* **Job**: Every entry must be copied word for word.

* **Given records**:
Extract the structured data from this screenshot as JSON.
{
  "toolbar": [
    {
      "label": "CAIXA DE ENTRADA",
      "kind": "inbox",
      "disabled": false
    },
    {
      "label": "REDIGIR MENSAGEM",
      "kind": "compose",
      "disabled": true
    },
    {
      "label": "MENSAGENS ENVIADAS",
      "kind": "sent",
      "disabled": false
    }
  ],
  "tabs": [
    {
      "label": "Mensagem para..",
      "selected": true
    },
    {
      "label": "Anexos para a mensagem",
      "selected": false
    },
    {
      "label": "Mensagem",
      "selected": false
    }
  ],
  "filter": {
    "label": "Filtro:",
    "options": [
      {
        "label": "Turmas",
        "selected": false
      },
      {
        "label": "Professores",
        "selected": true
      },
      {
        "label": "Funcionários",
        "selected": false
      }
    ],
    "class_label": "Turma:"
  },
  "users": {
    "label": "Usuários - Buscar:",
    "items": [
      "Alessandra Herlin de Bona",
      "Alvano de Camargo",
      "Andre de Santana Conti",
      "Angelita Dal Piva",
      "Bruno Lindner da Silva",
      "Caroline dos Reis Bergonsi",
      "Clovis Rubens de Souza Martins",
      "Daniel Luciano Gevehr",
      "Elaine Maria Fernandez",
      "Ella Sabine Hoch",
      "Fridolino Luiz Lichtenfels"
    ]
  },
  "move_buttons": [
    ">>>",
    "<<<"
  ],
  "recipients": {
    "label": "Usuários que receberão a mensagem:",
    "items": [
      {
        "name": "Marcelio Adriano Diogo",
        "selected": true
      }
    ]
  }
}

* **Answer to the exercise**:
Extract the structured data from this screenshot as JSON.
{
  "toolbar": [
    {
      "label": "CAIXA DE ENTRADA",
      "kind": "inbox",
      "disabled": false
    },
    {
      "label": "REDIGIR MENSAGEM",
      "kind": "compose",
      "disabled": true
    },
    {
      "label": "MENSAGENS ENVIADAS",
      "kind": "sent",
      "disabled": false
    }
  ],
  "tabs": [
    {
      "label": "Mensagem para..",
      "selected": true
    },
    {
      "label": "Anexos para a mensagem",
      "selected": false
    },
    {
      "label": "Mensagem",
      "selected": false
    }
  ],
  "filter": {
    "label": "Filtro:",
    "options": [
      {
        "label": "Turmas",
        "selected": false
      },
      {
        "label": "Professores",
        "selected": true
      },
      {
        "label": "Funcionários",
        "selected": false
      }
    ],
    "class_label": "Turma:"
  },
  "users": {
    "label": "Usuários - Buscar:",
    "items": [
      "Alessandra Herlin de Bona",
      "Alvano de Camargo",
      "Andre de Santana Conti",
      "Angelita Dal Piva",
      "Bruno Lindner da Silva",
      "Caroline dos Reis Bergonsi",
      "Clovis Rubens de Souza Martins",
      "Daniel Luciano Gevehr",
      "Elaine Maria Fernandez",
      "Ella Sabine Hoch",
      "Fridolino Luiz Lichtenfels"
    ]
  },
  "move_buttons": [
    ">>>",
    "<<<"
  ],
  "recipients": {
    "label": "Usuários que receberão a mensagem:",
    "items": [
      {
        "name": "Marcelio Adriano Diogo",
        "selected": true
      }
    ]
  }
}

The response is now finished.